**Given request:** Search the data for the string "this" and gather each line it is in.

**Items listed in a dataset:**
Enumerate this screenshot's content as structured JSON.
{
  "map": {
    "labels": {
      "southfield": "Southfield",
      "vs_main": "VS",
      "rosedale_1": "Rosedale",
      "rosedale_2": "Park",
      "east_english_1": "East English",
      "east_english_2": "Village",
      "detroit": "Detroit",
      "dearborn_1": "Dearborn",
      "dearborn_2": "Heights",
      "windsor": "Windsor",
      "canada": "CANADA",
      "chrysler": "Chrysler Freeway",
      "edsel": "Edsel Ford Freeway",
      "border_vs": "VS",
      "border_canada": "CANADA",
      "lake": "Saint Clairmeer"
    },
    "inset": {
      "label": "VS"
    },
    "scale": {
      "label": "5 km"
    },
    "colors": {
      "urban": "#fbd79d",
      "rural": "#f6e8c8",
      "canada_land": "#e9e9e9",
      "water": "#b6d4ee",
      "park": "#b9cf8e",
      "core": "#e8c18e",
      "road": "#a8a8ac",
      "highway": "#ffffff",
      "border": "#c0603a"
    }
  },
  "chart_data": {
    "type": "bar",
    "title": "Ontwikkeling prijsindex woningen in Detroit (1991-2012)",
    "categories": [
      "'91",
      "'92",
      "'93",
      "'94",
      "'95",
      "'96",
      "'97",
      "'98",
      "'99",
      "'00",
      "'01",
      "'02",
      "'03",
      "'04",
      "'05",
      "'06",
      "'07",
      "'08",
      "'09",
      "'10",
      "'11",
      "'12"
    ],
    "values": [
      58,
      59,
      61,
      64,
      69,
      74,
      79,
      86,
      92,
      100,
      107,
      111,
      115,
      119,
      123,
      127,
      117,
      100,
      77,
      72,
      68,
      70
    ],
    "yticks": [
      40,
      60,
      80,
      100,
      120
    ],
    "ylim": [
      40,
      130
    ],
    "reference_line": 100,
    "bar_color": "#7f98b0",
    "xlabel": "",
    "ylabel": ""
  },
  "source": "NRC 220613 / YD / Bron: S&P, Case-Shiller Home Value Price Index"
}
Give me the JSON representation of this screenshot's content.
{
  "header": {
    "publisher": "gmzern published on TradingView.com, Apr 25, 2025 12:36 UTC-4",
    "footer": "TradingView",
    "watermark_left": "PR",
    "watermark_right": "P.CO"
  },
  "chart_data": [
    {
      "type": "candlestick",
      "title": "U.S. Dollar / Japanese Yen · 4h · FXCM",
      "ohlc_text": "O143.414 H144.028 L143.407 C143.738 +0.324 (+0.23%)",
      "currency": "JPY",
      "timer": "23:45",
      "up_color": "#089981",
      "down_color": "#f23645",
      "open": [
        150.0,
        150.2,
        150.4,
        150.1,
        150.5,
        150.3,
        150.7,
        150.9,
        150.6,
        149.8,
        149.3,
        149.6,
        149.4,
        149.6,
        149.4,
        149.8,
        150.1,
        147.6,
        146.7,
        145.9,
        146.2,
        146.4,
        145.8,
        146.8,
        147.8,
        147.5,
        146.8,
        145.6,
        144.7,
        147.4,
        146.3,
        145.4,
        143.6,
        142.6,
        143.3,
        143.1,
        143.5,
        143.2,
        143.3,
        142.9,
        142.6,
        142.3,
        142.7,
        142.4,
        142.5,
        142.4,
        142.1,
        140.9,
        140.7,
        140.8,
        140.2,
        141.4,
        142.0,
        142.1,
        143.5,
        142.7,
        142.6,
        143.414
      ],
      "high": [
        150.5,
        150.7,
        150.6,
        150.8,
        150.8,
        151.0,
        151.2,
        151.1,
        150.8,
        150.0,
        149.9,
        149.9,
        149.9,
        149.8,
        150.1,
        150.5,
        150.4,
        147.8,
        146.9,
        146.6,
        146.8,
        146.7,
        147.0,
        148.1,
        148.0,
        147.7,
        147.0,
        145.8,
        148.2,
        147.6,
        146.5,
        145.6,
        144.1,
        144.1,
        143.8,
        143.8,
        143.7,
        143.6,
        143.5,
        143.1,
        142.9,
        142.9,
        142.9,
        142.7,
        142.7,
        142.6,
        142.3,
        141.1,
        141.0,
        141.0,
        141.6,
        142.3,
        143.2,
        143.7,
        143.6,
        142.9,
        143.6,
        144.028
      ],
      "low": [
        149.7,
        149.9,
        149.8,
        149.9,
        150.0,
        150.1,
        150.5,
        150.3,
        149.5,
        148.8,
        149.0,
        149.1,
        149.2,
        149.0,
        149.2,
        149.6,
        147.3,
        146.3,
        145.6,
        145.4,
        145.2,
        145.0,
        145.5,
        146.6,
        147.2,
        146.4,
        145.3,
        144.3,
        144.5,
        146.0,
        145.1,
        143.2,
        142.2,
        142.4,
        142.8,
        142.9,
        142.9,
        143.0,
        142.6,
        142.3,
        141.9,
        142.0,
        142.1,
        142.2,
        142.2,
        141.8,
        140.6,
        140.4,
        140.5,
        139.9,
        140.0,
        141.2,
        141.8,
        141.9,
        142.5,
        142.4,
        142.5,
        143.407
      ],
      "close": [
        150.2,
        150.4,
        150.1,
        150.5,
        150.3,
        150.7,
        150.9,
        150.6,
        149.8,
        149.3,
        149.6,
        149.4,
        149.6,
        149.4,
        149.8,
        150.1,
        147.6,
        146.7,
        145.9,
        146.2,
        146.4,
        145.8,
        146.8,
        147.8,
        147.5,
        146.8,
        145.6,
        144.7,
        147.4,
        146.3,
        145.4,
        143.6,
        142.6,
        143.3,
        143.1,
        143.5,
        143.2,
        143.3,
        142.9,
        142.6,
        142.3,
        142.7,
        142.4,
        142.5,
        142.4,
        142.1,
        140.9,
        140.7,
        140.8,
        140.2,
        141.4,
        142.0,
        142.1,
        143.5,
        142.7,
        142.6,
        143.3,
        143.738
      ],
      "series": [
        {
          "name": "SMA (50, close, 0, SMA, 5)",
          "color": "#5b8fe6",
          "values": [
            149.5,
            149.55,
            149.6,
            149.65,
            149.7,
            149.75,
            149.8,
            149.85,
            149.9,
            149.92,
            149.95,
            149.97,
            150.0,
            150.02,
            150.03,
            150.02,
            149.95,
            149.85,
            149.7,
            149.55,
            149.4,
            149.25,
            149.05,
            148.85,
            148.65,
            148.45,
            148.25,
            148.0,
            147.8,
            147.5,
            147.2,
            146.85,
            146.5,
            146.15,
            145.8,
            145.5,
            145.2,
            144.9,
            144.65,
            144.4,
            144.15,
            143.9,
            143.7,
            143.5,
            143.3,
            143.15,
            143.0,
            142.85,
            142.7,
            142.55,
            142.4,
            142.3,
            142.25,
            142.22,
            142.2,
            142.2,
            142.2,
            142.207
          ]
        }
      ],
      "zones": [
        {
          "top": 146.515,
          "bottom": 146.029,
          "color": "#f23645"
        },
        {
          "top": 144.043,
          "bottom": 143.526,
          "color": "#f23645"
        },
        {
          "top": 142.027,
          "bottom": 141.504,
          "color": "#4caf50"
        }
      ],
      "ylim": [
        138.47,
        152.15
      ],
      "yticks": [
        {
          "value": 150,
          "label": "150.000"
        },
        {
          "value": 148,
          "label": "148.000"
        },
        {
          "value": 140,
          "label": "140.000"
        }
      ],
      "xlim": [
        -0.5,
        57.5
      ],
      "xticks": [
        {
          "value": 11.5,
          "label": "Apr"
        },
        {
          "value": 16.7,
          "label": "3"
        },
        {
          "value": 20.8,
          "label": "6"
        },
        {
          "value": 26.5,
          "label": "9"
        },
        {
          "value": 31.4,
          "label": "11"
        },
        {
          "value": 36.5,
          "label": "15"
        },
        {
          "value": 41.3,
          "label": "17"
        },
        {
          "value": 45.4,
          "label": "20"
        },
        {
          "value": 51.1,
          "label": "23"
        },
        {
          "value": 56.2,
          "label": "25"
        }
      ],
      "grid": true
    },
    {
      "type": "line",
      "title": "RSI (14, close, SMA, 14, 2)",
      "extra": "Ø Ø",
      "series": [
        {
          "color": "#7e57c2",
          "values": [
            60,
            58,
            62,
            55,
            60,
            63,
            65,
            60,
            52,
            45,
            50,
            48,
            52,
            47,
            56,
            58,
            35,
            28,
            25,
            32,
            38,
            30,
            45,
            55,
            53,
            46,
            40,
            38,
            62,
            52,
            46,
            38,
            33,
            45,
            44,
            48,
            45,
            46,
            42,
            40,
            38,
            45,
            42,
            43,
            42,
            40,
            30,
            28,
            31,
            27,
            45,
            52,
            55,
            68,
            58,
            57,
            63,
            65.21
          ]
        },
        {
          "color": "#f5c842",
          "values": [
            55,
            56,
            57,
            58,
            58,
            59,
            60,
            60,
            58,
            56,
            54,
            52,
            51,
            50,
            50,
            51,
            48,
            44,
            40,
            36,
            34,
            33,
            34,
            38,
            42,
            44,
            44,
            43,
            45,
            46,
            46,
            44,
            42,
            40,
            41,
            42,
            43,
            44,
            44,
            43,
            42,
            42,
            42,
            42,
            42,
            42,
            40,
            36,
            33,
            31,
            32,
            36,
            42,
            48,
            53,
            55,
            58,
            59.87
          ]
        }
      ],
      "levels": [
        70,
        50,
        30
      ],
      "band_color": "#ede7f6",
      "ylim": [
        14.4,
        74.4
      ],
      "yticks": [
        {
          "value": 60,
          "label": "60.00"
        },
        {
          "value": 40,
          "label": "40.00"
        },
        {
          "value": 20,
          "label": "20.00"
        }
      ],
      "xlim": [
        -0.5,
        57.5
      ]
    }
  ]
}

**Finished exercise:**
Enumerate this screenshot's content as structured JSON.
Give me the JSON representation of this screenshot's content.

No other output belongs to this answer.